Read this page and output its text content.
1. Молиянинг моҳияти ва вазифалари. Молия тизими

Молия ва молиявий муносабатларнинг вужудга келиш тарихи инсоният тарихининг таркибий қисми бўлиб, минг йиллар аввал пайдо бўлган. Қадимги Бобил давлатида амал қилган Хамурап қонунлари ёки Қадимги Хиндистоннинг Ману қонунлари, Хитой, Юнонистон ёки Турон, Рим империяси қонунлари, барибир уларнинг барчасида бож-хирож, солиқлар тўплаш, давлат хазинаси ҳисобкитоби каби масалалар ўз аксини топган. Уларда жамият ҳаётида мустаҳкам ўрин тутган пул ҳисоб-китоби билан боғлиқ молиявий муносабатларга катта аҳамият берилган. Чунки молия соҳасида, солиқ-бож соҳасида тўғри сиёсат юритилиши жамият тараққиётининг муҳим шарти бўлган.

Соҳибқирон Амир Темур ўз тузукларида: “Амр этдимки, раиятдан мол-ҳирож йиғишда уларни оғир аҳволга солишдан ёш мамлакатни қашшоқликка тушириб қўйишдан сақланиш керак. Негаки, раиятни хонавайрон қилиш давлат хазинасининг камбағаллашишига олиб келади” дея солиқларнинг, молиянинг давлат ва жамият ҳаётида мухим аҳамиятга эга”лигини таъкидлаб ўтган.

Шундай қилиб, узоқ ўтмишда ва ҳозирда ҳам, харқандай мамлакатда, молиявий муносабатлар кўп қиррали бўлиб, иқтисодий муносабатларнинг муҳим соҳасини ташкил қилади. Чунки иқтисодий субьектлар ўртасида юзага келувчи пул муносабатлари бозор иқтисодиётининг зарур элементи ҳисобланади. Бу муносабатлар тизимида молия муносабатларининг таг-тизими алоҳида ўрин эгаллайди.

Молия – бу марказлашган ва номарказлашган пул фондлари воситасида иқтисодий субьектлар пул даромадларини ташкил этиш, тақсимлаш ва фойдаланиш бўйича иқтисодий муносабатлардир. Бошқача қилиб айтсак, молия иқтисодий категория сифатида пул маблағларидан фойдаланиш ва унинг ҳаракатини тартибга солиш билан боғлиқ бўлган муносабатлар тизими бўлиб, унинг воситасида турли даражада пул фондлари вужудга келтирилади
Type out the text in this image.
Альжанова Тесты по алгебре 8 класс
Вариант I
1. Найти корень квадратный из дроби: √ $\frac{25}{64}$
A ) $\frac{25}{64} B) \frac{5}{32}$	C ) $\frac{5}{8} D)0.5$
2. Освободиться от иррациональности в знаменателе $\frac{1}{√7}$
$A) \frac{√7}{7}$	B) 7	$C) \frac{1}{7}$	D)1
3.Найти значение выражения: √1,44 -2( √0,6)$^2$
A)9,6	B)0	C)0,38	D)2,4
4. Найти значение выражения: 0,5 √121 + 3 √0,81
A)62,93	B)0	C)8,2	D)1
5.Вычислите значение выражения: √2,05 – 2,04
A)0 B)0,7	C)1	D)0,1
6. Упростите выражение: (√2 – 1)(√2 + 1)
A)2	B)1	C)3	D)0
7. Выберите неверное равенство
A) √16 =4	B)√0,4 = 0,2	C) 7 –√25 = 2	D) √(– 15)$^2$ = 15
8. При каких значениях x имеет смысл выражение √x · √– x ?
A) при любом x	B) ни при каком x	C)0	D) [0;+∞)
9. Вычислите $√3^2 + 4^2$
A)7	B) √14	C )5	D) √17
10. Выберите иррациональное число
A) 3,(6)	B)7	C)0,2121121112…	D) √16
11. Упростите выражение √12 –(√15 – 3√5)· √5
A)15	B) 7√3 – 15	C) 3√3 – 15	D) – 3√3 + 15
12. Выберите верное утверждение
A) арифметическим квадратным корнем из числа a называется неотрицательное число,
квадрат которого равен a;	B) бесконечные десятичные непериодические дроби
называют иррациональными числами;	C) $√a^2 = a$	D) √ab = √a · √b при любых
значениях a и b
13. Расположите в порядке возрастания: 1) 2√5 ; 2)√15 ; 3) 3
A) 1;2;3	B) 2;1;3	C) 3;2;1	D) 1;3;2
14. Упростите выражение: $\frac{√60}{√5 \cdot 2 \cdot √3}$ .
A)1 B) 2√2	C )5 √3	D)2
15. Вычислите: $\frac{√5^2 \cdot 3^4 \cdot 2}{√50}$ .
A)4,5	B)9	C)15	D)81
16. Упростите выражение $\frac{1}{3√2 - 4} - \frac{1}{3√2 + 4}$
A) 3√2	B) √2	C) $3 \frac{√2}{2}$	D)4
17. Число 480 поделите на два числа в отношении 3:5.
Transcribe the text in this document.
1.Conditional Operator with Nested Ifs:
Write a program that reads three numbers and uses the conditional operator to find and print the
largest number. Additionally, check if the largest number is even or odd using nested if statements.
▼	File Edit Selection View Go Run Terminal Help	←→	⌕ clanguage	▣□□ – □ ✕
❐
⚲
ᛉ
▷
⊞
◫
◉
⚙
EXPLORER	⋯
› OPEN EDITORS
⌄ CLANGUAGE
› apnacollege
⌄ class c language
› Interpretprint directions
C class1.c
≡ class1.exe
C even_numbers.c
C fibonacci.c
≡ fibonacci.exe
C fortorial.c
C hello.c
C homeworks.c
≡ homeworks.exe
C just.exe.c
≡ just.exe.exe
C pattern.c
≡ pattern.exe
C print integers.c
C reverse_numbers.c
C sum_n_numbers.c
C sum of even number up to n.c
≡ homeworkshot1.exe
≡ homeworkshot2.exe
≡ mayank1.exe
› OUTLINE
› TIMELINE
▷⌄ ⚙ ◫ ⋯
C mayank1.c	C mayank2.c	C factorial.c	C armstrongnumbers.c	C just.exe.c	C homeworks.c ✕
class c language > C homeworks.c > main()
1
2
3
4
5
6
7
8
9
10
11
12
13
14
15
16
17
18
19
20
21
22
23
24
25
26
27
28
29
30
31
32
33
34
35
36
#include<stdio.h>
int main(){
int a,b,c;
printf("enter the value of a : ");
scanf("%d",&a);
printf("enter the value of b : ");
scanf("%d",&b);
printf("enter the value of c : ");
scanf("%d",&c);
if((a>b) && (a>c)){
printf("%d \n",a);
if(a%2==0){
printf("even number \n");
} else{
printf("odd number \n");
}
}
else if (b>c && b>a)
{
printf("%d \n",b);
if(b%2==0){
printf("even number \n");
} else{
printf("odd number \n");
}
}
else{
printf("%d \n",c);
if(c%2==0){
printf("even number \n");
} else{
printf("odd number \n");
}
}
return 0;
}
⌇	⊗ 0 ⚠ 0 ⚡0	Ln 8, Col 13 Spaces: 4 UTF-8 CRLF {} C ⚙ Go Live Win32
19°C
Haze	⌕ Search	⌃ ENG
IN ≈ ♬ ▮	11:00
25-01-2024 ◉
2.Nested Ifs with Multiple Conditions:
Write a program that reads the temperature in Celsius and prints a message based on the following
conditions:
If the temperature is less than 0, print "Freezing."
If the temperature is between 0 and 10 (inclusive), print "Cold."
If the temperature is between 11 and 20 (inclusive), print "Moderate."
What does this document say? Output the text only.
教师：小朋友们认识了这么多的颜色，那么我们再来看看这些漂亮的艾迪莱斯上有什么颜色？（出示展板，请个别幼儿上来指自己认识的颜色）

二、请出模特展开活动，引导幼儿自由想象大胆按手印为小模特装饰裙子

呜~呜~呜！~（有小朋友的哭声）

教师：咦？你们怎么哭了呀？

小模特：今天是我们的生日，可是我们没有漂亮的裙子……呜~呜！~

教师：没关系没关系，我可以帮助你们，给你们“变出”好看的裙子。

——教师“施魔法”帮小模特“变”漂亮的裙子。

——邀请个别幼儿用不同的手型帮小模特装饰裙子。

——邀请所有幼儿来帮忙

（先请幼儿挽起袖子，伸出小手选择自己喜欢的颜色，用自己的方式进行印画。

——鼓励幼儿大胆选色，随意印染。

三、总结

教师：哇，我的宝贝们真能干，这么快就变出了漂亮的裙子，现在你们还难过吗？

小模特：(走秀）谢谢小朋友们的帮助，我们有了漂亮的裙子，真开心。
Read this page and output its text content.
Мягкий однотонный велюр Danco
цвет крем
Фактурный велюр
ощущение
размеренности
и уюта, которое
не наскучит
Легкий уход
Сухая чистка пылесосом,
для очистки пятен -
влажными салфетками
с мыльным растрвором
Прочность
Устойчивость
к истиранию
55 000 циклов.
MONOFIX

* **Directive**
Count how many lines above carry the word "reads". Only the number is required.

* **Exercise response**
2